▸ What to do: Every line containing the word "HOTSPOT" needs to be found and copied.
## begin
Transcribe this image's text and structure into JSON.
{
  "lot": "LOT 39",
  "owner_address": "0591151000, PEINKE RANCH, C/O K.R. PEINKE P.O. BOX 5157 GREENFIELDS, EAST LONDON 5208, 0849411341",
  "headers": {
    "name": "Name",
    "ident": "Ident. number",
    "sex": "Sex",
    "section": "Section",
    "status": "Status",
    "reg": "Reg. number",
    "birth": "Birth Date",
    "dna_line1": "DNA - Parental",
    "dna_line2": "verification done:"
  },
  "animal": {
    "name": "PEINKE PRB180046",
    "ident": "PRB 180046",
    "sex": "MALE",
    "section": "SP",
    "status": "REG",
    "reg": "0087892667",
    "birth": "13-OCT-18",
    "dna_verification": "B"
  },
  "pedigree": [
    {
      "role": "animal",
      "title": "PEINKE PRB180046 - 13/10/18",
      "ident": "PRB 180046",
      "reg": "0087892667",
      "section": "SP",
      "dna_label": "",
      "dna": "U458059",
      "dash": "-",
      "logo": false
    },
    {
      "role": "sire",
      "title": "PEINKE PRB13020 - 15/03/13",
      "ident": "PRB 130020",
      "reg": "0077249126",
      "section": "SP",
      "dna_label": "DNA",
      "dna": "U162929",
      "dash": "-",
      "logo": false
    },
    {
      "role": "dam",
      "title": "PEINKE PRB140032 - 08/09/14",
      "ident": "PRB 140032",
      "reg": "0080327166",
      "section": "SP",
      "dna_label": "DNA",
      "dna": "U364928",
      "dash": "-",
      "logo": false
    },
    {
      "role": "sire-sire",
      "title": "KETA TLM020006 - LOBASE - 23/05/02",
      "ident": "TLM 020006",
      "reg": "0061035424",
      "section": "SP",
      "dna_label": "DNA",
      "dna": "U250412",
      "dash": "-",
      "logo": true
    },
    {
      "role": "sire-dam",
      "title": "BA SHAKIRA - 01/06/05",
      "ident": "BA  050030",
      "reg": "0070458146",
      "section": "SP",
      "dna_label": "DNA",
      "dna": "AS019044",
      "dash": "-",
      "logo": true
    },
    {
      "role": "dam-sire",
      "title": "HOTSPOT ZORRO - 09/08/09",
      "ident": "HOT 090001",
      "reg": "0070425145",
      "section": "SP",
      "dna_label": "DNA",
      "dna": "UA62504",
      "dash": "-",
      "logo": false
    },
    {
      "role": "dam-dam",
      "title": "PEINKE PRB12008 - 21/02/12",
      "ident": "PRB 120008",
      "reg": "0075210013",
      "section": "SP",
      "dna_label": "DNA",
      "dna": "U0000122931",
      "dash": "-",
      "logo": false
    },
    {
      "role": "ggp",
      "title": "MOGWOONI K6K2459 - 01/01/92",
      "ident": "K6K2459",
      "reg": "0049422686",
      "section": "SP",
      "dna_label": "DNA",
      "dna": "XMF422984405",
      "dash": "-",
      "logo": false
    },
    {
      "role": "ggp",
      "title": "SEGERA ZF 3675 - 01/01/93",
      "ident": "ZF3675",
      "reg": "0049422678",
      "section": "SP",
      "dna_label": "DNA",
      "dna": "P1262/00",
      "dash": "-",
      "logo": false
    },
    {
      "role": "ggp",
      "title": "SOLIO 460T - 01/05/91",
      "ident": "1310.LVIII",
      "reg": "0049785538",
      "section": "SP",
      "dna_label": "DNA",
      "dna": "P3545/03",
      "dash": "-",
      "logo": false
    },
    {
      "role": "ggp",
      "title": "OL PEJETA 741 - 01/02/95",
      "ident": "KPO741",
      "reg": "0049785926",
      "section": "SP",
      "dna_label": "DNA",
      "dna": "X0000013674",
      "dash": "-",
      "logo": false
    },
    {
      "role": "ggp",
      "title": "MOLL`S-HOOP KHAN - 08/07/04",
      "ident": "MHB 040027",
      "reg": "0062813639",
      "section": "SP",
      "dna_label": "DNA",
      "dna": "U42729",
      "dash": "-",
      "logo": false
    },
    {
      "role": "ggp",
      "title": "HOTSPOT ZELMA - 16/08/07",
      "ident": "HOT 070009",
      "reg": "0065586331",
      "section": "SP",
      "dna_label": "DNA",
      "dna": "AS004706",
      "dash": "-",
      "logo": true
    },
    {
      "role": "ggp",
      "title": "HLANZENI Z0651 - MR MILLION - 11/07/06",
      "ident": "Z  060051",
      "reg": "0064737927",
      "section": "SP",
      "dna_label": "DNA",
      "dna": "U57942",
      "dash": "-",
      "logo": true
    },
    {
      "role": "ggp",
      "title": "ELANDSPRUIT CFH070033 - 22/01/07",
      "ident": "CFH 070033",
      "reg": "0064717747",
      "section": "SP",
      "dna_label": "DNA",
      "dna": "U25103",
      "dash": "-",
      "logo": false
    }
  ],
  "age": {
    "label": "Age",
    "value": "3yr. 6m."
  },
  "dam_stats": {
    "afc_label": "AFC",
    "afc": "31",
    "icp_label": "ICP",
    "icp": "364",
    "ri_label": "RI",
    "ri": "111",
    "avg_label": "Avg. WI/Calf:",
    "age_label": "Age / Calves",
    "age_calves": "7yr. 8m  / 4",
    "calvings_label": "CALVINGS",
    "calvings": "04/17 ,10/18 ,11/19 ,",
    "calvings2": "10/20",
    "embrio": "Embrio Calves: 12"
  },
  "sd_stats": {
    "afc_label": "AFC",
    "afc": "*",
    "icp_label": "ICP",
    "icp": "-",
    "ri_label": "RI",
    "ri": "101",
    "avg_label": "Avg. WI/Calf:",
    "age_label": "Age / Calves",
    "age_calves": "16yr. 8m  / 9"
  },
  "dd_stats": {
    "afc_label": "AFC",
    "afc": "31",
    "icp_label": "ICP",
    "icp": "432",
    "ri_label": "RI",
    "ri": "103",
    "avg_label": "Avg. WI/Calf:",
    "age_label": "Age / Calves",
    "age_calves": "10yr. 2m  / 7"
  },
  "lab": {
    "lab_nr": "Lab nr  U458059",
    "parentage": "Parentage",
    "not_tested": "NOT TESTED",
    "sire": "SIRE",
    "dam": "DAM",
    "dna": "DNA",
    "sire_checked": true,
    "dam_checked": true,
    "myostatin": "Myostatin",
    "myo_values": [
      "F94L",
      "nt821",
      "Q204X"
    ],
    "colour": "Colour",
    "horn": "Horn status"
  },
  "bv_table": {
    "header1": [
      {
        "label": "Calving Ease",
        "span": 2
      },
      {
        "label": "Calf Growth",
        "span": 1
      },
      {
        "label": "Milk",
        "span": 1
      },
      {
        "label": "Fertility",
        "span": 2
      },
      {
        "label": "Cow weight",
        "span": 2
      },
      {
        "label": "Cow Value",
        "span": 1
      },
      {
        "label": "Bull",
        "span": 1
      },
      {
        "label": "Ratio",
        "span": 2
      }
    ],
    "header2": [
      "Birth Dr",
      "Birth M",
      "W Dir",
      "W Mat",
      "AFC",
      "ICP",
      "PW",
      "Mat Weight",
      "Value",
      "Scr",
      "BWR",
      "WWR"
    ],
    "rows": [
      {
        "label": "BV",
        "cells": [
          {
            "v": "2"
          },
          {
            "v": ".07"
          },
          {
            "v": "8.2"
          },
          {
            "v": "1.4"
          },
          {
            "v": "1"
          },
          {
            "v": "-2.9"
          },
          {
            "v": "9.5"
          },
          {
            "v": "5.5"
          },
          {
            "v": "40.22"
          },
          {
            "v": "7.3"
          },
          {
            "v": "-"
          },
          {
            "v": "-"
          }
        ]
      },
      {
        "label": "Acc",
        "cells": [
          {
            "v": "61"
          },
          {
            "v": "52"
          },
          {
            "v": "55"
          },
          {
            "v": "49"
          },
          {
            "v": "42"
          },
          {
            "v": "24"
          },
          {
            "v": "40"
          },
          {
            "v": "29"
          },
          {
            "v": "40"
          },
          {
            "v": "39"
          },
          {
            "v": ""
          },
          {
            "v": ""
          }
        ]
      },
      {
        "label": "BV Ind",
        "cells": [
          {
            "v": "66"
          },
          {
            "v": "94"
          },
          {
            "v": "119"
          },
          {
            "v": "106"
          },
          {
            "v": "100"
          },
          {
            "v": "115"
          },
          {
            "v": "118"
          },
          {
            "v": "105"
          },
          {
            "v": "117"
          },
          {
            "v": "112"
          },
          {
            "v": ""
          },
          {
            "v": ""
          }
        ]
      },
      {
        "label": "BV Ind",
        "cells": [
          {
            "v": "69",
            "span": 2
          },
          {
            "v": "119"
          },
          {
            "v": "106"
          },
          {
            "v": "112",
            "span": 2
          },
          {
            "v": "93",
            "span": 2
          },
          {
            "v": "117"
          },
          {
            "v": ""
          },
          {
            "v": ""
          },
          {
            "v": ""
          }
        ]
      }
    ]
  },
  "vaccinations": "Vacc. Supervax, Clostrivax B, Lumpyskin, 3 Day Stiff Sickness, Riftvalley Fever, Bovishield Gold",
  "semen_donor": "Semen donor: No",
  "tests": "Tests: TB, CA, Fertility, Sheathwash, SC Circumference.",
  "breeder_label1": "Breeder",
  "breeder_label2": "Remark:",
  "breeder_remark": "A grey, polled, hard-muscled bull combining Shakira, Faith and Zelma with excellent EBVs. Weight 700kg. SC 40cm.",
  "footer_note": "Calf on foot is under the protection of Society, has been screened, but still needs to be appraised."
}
## end
▸ Task result:
      "title": "HOTSPOT ZORRO - 09/08/09",
      "title": "HOTSPOT ZELMA - 16/08/07",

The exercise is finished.